-- Direction --
Write out each line of the material again, word for word.

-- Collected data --
- - - - -
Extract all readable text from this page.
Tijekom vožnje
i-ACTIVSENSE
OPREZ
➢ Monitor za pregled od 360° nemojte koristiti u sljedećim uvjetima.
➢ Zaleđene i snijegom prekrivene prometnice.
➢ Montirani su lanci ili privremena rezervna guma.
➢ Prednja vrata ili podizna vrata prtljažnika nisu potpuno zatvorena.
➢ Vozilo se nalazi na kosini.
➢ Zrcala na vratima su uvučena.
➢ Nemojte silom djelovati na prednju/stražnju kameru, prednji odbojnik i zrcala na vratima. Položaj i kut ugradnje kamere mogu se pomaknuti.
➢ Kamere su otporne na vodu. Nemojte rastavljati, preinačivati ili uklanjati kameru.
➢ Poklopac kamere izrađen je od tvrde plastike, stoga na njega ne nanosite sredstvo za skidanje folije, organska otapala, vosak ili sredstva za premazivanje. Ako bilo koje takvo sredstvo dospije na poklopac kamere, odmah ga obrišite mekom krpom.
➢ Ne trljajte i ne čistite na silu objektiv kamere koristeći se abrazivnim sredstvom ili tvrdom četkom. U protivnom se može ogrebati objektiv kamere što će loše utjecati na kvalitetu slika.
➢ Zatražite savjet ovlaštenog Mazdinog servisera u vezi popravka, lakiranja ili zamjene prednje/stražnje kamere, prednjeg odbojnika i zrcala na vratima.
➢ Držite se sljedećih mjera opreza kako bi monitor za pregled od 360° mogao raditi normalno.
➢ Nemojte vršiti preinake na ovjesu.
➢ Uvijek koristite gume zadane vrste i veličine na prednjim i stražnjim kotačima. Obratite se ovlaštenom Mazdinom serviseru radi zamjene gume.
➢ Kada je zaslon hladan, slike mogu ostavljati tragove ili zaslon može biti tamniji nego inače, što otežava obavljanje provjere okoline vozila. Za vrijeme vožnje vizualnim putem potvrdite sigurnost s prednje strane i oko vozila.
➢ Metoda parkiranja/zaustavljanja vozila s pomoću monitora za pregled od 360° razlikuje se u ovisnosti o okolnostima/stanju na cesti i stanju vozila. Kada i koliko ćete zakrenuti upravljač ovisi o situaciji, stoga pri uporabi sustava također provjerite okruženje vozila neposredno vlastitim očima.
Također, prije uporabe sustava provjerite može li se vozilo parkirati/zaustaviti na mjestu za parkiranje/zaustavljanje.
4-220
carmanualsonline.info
- - - - -
-- Written response --
Extract all readable text from this page.
Tijekom vožnje
i-ACTIVSENSE
OPREZ
➢ Monitor za pregled od 360° nemojte koristiti u sljedećim uvjetima.
➢ Zaleđene i snijegom prekrivene prometnice.
➢ Montirani su lanci ili privremena rezervna guma.
➢ Prednja vrata ili podizna vrata prtljažnika nisu potpuno zatvorena.
➢ Vozilo se nalazi na kosini.
➢ Zrcala na vratima su uvučena.
➢ Nemojte silom djelovati na prednju/stražnju kameru, prednji odbojnik i zrcala na vratima. Položaj i kut ugradnje kamere mogu se pomaknuti.
➢ Kamere su otporne na vodu. Nemojte rastavljati, preinačivati ili uklanjati kameru.
➢ Poklopac kamere izrađen je od tvrde plastike, stoga na njega ne nanosite sredstvo za skidanje folije, organska otapala, vosak ili sredstva za premazivanje. Ako bilo koje takvo sredstvo dospije na poklopac kamere, odmah ga obrišite mekom krpom.
➢ Ne trljajte i ne čistite na silu objektiv kamere koristeći se abrazivnim sredstvom ili tvrdom četkom. U protivnom se može ogrebati objektiv kamere što će loše utjecati na kvalitetu slika.
➢ Zatražite savjet ovlaštenog Mazdinog servisera u vezi popravka, lakiranja ili zamjene prednje/stražnje kamere, prednjeg odbojnika i zrcala na vratima.
➢ Držite se sljedećih mjera opreza kako bi monitor za pregled od 360° mogao raditi normalno.
➢ Nemojte vršiti preinake na ovjesu.
➢ Uvijek koristite gume zadane vrste i veličine na prednjim i stražnjim kotačima. Obratite se ovlaštenom Mazdinom serviseru radi zamjene gume.
➢ Kada je zaslon hladan, slike mogu ostavljati tragove ili zaslon može biti tamniji nego inače, što otežava obavljanje provjere okoline vozila. Za vrijeme vožnje vizualnim putem potvrdite sigurnost s prednje strane i oko vozila.
➢ Metoda parkiranja/zaustavljanja vozila s pomoću monitora za pregled od 360° razlikuje se u ovisnosti o okolnostima/stanju na cesti i stanju vozila. Kada i koliko ćete zakrenuti upravljač ovisi o situaciji, stoga pri uporabi sustava također provjerite okruženje vozila neposredno vlastitim očima.
Također, prije uporabe sustava provjerite može li se vozilo parkirati/zaustaviti na mjestu za parkiranje/zaustavljanje.
4-220
carmanualsonline.info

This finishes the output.